Saved data entries —
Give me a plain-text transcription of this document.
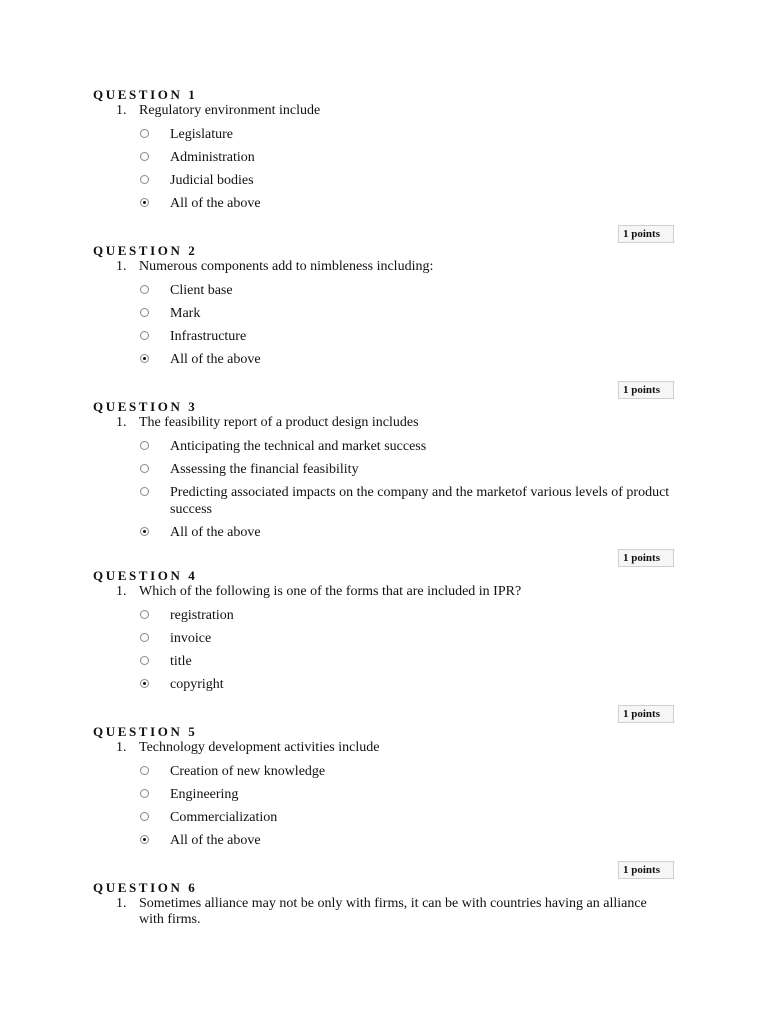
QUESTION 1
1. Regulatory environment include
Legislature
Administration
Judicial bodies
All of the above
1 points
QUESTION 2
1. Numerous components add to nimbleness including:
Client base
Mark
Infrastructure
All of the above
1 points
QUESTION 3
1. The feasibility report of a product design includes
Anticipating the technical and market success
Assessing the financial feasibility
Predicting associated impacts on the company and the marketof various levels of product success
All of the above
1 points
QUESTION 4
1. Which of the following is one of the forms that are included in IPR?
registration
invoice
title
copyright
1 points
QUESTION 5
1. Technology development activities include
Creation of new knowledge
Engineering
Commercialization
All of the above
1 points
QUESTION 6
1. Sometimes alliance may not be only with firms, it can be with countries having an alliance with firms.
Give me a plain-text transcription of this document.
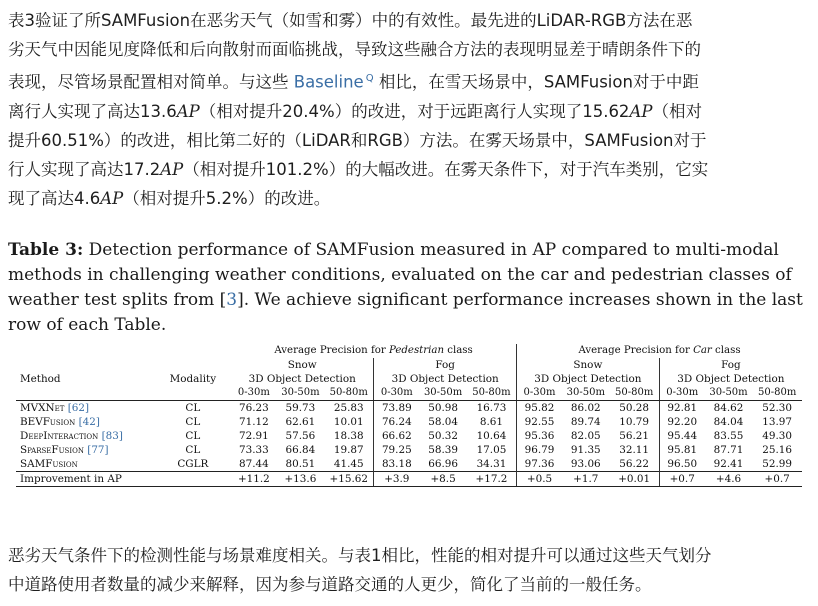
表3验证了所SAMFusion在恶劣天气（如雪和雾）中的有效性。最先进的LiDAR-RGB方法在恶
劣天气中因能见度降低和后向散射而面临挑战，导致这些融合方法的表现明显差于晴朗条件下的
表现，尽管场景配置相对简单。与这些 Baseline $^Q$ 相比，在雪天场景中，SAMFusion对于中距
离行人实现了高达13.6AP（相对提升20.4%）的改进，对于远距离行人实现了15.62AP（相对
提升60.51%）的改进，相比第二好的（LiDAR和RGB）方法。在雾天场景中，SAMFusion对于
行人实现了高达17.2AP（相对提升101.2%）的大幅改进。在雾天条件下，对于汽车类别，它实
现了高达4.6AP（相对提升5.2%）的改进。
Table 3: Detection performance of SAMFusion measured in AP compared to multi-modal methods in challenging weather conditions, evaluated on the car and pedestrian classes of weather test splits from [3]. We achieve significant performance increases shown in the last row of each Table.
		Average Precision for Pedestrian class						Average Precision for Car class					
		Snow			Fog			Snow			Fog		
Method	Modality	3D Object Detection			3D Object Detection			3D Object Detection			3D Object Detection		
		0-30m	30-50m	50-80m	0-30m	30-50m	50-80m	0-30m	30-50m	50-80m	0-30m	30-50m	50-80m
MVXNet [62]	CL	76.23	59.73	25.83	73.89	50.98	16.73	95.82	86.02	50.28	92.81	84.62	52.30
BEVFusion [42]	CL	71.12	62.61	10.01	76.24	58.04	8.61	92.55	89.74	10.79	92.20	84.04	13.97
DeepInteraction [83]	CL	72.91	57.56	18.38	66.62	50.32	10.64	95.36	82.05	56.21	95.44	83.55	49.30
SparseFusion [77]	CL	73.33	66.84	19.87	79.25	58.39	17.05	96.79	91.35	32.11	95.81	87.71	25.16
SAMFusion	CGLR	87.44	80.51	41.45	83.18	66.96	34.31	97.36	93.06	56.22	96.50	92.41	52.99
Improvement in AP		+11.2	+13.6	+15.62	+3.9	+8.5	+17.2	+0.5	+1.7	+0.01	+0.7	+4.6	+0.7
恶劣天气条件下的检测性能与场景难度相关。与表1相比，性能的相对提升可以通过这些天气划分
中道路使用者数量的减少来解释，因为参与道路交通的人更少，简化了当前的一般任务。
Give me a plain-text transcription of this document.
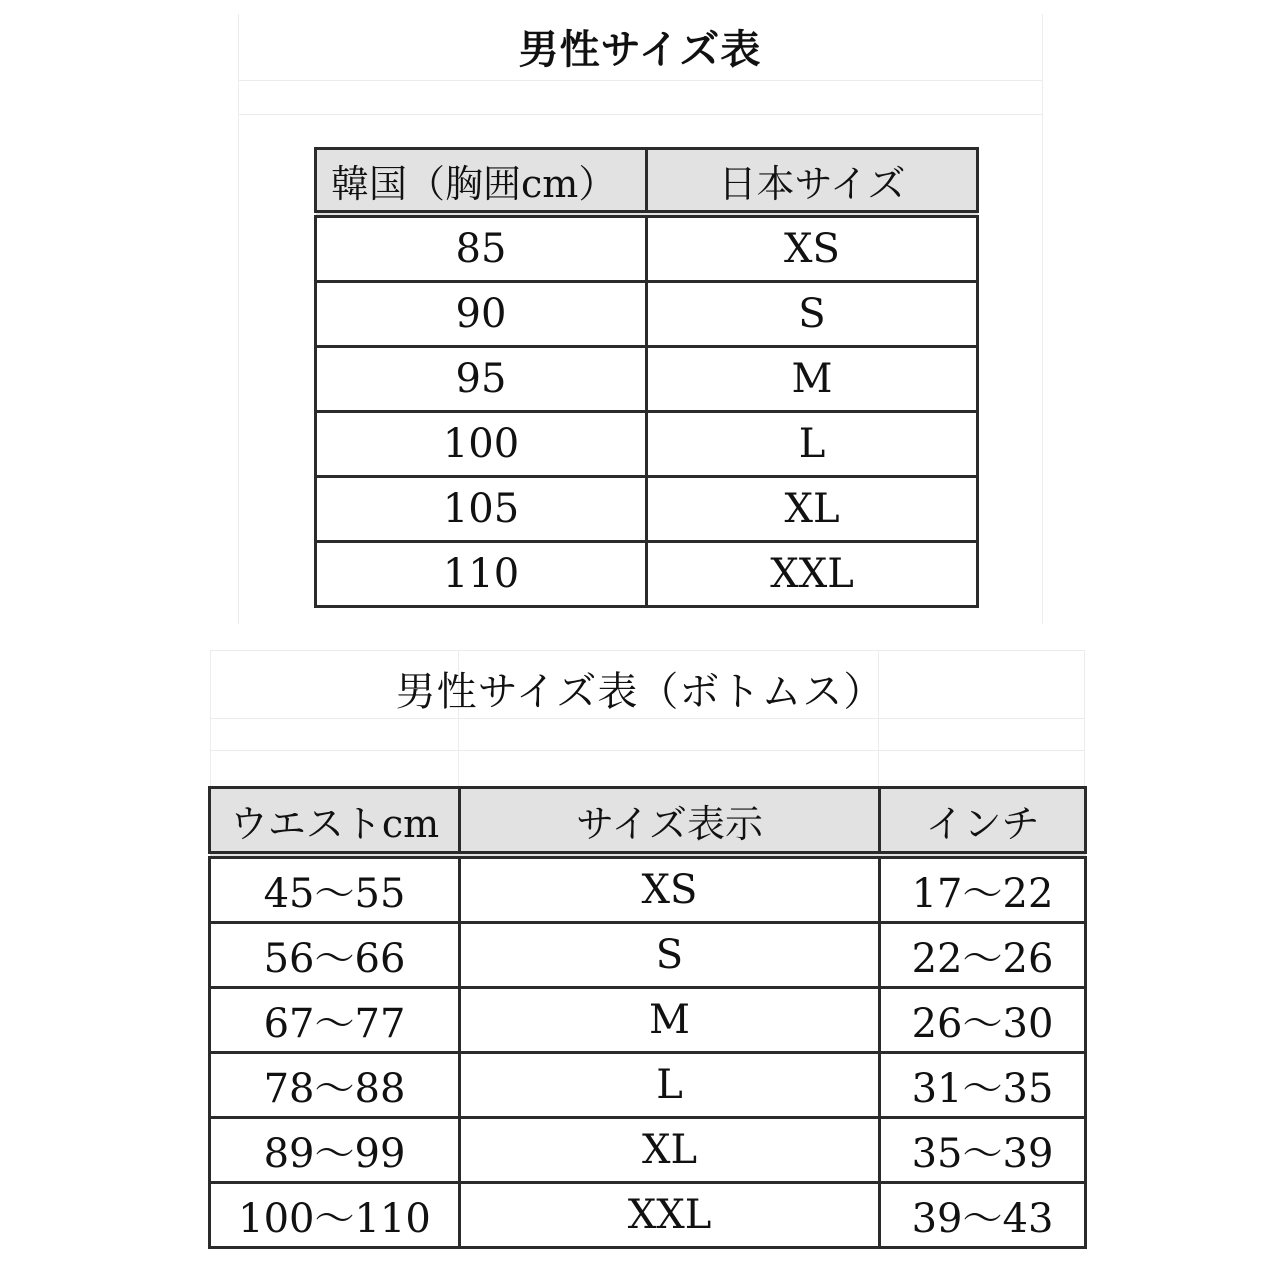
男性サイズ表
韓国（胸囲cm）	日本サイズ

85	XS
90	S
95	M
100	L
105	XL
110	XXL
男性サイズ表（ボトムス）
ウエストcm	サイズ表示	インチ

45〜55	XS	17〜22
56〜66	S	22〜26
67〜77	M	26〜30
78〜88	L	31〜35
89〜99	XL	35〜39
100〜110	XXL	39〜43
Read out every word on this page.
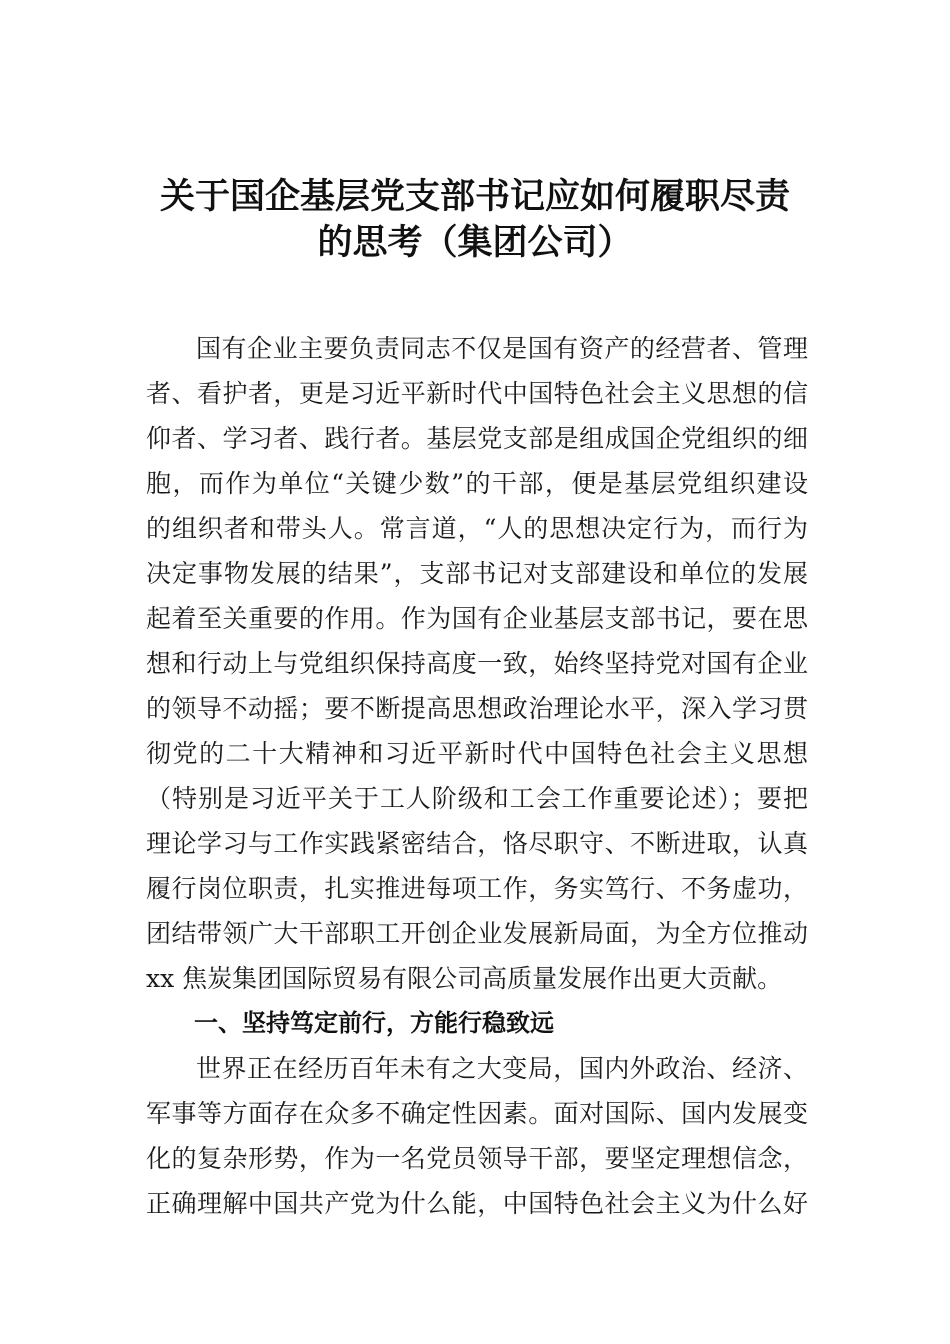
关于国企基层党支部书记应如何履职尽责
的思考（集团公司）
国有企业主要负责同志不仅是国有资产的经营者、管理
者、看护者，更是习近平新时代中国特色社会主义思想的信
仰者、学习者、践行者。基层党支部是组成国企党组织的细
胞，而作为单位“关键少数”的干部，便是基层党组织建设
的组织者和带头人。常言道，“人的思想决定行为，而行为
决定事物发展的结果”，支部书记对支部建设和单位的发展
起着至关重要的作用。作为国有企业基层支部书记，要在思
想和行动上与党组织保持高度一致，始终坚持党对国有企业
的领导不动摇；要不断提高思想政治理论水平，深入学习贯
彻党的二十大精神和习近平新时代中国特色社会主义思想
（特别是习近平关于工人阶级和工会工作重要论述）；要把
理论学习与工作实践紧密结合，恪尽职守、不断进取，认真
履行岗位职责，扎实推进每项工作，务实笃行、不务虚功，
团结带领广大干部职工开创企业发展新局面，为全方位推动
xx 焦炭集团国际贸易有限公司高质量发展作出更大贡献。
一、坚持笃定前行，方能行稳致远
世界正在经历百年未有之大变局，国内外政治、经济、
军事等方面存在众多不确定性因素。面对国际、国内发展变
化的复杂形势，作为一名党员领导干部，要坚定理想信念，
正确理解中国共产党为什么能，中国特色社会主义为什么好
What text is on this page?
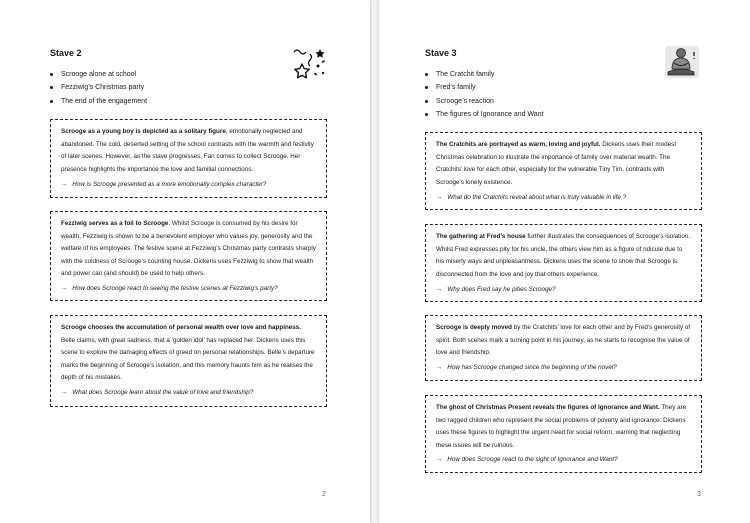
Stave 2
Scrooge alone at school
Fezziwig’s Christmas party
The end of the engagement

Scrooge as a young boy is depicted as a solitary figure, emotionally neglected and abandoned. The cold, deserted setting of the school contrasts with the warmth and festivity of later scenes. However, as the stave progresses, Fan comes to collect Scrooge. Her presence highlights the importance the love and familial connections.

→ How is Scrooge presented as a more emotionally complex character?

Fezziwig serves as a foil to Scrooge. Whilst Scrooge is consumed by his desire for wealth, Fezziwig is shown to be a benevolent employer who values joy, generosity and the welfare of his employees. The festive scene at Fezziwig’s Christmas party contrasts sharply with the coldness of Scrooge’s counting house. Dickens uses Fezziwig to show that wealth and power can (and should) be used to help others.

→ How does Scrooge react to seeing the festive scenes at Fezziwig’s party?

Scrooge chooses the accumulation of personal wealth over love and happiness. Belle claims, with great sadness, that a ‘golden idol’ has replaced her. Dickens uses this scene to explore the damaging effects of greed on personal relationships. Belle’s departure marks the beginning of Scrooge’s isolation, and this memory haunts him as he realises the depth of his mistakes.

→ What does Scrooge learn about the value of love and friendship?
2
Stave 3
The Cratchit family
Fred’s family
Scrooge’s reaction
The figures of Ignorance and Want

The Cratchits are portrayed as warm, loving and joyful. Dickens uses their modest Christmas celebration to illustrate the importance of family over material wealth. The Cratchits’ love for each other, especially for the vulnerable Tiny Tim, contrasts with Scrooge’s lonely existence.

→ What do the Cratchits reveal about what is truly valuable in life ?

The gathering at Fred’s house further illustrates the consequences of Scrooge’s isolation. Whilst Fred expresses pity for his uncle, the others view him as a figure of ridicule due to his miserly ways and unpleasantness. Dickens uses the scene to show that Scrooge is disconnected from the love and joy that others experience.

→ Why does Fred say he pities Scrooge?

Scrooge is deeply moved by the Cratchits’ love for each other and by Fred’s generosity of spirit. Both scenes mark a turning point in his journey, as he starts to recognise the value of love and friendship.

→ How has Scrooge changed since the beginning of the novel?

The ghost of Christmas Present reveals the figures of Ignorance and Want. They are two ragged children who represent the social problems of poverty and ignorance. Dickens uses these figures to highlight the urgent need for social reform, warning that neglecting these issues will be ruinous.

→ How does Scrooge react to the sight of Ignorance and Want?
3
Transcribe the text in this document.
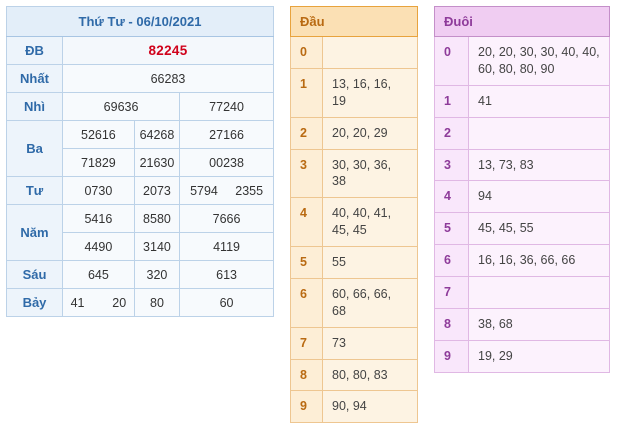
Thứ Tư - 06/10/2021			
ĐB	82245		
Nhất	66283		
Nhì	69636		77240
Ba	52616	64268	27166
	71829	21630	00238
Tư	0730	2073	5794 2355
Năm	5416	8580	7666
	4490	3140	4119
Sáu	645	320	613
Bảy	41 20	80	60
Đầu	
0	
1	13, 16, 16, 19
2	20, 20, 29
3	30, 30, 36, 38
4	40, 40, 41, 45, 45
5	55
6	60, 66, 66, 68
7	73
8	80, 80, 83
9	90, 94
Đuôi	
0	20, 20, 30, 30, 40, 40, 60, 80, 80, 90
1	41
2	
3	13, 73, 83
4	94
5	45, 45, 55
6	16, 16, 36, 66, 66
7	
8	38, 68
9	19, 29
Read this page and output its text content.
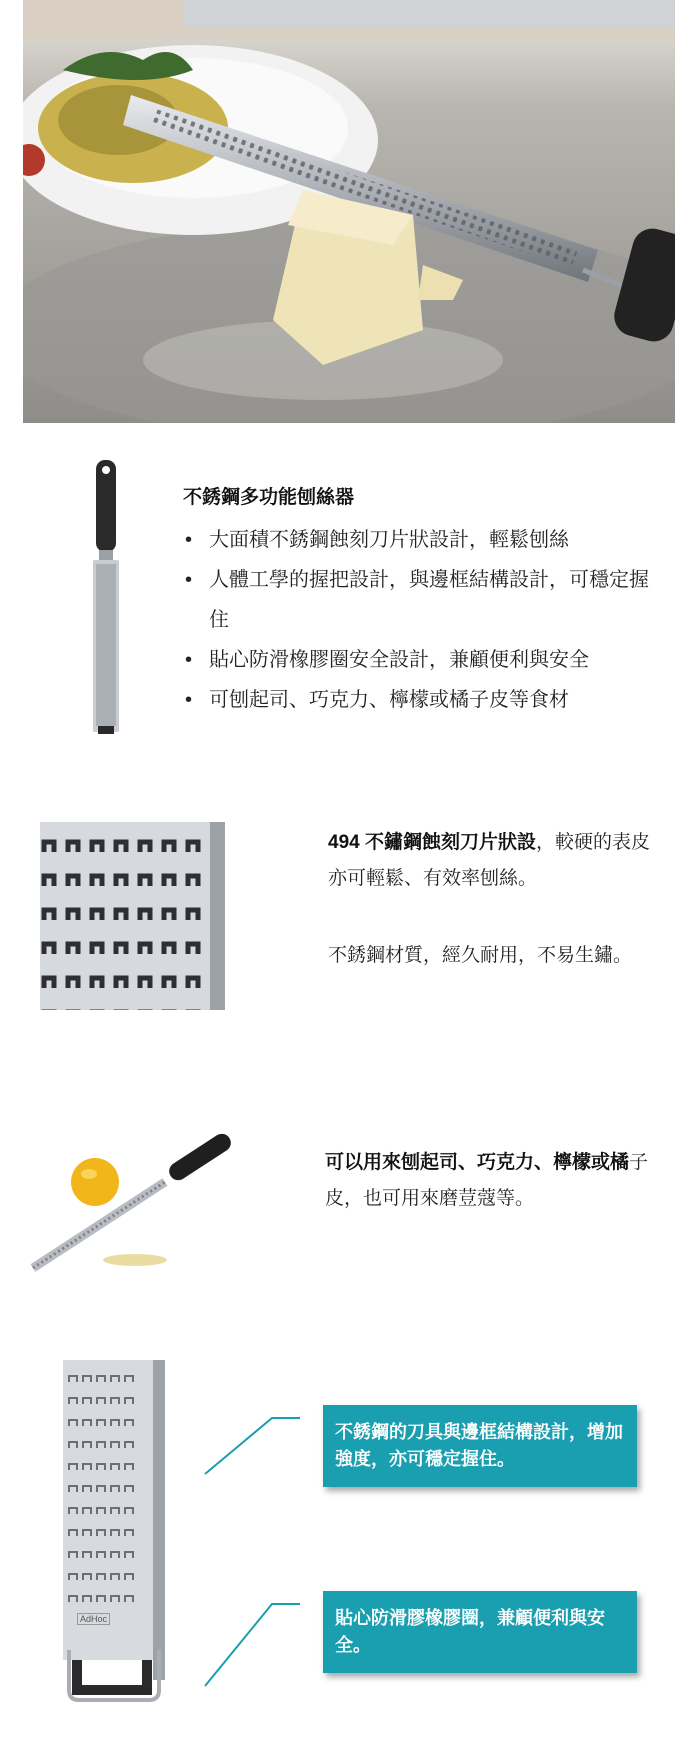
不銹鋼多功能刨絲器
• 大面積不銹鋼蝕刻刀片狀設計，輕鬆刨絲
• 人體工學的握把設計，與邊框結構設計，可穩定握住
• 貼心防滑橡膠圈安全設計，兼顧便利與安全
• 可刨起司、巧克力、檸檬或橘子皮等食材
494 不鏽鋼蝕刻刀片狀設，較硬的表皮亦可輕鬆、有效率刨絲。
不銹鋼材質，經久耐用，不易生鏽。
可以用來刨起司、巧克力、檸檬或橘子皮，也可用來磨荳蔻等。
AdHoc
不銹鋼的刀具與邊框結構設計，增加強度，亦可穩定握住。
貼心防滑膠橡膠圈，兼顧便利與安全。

GOAL OF THE EXERCISE — Where a line of the data holds "Fezziwig", show that line.

THE RESULT —
Fezziwig’s Christmas party
Fezziwig serves as a foil to Scrooge. Whilst Scrooge is consumed by his desire for wealth, Fezziwig is shown to be a benevolent employer who values joy, generosity and the welfare of his employees. The festive scene at Fezziwig’s Christmas party contrasts sharply with the coldness of Scrooge’s counting house. Dickens uses Fezziwig to show that wealth and power can (and should) be used to help others.
→ How does Scrooge react to seeing the festive scenes at Fezziwig’s party?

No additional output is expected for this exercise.